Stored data
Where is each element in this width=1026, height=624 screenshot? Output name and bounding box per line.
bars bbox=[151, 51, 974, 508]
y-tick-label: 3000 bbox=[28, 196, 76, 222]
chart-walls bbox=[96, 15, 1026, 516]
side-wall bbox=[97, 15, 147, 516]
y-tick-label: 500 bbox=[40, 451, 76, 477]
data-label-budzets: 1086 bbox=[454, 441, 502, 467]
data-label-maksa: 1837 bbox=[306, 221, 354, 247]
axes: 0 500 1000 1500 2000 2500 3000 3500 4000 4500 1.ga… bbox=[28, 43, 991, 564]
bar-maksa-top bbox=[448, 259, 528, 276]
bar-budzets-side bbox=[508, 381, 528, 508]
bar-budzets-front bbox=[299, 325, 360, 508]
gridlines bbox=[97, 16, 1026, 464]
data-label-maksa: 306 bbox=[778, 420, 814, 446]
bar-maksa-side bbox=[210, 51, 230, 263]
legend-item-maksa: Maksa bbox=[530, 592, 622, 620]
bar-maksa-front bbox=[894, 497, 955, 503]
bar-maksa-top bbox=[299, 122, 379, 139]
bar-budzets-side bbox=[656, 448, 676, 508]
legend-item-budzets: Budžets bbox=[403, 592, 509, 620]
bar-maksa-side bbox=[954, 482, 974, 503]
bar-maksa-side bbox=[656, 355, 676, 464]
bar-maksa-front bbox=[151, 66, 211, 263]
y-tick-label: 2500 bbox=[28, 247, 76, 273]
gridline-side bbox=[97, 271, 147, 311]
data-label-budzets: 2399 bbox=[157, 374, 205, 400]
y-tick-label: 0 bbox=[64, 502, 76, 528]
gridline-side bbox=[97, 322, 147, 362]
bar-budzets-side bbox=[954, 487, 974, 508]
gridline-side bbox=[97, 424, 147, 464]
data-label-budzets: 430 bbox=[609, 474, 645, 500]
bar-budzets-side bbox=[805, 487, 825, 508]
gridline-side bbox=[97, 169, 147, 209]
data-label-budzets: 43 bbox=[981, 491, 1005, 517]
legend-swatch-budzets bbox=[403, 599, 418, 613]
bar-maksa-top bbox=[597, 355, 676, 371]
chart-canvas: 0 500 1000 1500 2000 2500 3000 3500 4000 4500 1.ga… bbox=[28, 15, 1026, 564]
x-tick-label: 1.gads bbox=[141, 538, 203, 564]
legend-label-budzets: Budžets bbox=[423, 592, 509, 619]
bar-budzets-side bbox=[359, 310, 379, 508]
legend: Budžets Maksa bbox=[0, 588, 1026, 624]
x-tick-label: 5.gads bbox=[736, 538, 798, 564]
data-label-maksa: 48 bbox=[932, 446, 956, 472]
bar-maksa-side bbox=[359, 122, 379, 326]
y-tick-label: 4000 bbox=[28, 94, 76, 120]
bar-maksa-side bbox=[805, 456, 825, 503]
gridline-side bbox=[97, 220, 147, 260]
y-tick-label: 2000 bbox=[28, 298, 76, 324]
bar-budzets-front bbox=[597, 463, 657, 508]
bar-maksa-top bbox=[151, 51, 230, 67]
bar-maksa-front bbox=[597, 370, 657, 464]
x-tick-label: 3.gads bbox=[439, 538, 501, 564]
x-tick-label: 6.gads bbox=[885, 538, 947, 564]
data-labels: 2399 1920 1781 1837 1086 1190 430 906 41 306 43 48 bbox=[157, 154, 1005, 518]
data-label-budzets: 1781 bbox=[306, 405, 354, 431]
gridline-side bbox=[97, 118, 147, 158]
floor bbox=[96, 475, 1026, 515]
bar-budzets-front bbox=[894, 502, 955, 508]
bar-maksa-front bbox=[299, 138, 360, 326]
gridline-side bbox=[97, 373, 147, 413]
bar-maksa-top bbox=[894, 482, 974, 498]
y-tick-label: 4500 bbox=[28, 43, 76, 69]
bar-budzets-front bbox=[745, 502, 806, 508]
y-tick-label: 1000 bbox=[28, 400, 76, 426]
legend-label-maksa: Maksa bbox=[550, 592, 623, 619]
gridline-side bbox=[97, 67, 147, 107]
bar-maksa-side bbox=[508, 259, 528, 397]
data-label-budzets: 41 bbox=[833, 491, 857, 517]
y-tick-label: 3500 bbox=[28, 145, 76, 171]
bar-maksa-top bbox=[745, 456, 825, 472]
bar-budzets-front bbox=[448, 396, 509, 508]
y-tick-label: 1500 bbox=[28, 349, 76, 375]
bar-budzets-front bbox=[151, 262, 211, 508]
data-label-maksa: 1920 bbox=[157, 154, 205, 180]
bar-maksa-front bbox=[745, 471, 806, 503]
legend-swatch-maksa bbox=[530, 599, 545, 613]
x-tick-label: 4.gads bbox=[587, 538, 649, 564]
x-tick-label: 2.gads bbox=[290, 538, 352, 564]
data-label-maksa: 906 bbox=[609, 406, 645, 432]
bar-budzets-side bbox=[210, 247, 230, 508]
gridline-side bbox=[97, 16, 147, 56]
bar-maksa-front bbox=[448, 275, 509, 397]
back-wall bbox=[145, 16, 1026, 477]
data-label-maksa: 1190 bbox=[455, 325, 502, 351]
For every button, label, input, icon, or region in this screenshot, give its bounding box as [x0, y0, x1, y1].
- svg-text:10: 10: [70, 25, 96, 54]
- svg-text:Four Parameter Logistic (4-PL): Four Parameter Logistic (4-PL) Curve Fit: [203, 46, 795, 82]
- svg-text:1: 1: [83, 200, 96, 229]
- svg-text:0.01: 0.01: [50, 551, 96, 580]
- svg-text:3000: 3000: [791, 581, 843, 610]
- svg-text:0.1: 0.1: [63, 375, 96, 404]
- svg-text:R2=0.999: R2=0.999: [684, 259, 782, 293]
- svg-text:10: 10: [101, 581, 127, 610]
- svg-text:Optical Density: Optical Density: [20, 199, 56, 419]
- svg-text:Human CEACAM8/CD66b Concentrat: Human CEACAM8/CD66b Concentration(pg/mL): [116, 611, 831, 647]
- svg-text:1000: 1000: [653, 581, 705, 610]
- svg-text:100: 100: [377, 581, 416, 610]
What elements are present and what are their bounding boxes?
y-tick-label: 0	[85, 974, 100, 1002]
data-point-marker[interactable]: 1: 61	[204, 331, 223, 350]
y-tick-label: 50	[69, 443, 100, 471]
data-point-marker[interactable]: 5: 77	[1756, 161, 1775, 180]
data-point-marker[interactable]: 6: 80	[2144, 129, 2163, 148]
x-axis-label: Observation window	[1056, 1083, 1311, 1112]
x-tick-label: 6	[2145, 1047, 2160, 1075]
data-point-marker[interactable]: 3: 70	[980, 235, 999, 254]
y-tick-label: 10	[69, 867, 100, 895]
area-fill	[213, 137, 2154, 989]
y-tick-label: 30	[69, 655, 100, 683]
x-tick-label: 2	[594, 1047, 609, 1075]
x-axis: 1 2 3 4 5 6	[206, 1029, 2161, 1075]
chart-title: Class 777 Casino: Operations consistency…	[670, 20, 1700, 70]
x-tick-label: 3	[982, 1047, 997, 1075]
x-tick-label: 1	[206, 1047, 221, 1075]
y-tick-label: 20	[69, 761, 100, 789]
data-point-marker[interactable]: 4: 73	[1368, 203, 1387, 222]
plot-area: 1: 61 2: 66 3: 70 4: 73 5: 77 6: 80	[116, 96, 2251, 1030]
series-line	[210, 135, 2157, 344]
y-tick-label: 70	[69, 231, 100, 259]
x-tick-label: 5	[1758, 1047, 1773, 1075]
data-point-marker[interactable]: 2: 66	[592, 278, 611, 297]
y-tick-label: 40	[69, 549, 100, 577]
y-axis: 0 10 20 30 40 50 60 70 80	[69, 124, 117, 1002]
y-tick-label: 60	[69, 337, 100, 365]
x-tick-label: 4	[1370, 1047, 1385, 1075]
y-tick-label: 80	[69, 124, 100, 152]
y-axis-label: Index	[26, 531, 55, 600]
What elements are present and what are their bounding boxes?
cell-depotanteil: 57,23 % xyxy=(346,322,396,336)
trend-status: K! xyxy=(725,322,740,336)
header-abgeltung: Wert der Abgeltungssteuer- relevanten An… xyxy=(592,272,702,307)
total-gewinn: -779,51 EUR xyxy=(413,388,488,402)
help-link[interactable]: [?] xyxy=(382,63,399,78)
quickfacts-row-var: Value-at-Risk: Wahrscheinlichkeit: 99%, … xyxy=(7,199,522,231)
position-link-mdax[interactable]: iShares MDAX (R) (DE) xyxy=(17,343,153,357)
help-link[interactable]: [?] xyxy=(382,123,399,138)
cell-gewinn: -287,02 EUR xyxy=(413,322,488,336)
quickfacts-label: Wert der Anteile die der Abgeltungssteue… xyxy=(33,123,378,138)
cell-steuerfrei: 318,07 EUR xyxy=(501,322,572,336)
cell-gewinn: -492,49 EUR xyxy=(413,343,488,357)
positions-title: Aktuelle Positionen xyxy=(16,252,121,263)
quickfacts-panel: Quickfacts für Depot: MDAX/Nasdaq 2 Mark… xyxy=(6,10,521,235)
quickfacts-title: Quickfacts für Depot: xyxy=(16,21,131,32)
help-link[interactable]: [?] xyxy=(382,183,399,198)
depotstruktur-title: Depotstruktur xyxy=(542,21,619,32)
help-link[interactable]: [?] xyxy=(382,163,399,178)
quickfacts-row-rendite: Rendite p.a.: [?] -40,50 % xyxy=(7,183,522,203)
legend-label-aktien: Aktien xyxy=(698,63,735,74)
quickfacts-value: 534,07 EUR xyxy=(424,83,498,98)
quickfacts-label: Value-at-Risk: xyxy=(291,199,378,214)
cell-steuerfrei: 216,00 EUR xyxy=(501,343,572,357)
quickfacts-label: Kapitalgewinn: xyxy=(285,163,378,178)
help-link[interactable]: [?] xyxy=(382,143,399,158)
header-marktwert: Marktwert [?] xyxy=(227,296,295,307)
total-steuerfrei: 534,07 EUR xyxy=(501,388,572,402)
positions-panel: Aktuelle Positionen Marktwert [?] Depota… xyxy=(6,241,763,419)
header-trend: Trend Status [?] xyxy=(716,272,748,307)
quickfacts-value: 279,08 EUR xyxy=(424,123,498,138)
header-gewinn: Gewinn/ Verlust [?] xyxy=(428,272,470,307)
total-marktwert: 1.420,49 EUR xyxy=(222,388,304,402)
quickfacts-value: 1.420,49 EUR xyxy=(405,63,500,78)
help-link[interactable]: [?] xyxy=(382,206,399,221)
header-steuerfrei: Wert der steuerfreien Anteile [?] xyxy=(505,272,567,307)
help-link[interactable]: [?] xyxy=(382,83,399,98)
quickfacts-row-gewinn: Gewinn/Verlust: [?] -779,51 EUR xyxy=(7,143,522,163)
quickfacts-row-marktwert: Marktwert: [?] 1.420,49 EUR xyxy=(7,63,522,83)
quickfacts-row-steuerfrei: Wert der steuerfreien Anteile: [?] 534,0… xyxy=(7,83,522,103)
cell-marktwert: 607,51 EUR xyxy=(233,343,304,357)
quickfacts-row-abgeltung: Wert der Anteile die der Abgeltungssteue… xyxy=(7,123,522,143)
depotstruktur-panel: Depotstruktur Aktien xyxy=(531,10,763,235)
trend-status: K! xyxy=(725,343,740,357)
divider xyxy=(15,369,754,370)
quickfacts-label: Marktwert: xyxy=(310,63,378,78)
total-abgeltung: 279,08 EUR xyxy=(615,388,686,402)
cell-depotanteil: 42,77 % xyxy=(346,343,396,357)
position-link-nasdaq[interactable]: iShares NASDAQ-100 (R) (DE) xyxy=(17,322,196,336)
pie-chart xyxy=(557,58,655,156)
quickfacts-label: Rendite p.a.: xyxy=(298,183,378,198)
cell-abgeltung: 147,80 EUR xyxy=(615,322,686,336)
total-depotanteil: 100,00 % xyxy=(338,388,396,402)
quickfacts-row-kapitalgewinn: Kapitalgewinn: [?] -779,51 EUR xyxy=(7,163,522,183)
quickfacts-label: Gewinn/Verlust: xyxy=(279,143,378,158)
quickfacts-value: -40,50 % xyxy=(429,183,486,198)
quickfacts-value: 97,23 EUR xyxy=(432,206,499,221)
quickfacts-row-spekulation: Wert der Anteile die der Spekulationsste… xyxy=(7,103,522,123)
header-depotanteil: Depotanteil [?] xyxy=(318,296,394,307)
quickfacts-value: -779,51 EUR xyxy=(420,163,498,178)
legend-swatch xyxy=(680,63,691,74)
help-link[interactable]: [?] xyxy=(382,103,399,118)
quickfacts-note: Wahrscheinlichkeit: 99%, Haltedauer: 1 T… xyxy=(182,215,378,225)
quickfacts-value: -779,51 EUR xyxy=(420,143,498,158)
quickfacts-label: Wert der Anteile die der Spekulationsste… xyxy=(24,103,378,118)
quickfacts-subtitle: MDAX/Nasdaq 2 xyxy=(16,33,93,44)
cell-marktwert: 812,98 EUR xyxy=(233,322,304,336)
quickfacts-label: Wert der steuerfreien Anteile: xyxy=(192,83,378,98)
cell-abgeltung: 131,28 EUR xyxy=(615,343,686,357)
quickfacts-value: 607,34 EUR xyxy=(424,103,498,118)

**WRITTEN EXERCISE**: In the records, from the start through the line containing "gridlines bbox=[97, 16, 1026, 464]", substitute "left-wall" for every "side-wall" and leave everything else unchanged.

**RESULT OF THIS EXERCISE**:
Where is each element in this width=1026, height=624 screenshot? Output name and bounding box per line.
bars bbox=[151, 51, 974, 508]
y-tick-label: 3000 bbox=[28, 196, 76, 222]
chart-walls bbox=[96, 15, 1026, 516]
left-wall bbox=[97, 15, 147, 516]
y-tick-label: 500 bbox=[40, 451, 76, 477]
data-label-budzets: 1086 bbox=[454, 441, 502, 467]
data-label-maksa: 1837 bbox=[306, 221, 354, 247]
axes: 0 500 1000 1500 2000 2500 3000 3500 4000 4500 1.ga… bbox=[28, 43, 991, 564]
bar-maksa-top bbox=[448, 259, 528, 276]
bar-budzets-side bbox=[508, 381, 528, 508]
bar-budzets-front bbox=[299, 325, 360, 508]
gridlines bbox=[97, 16, 1026, 464]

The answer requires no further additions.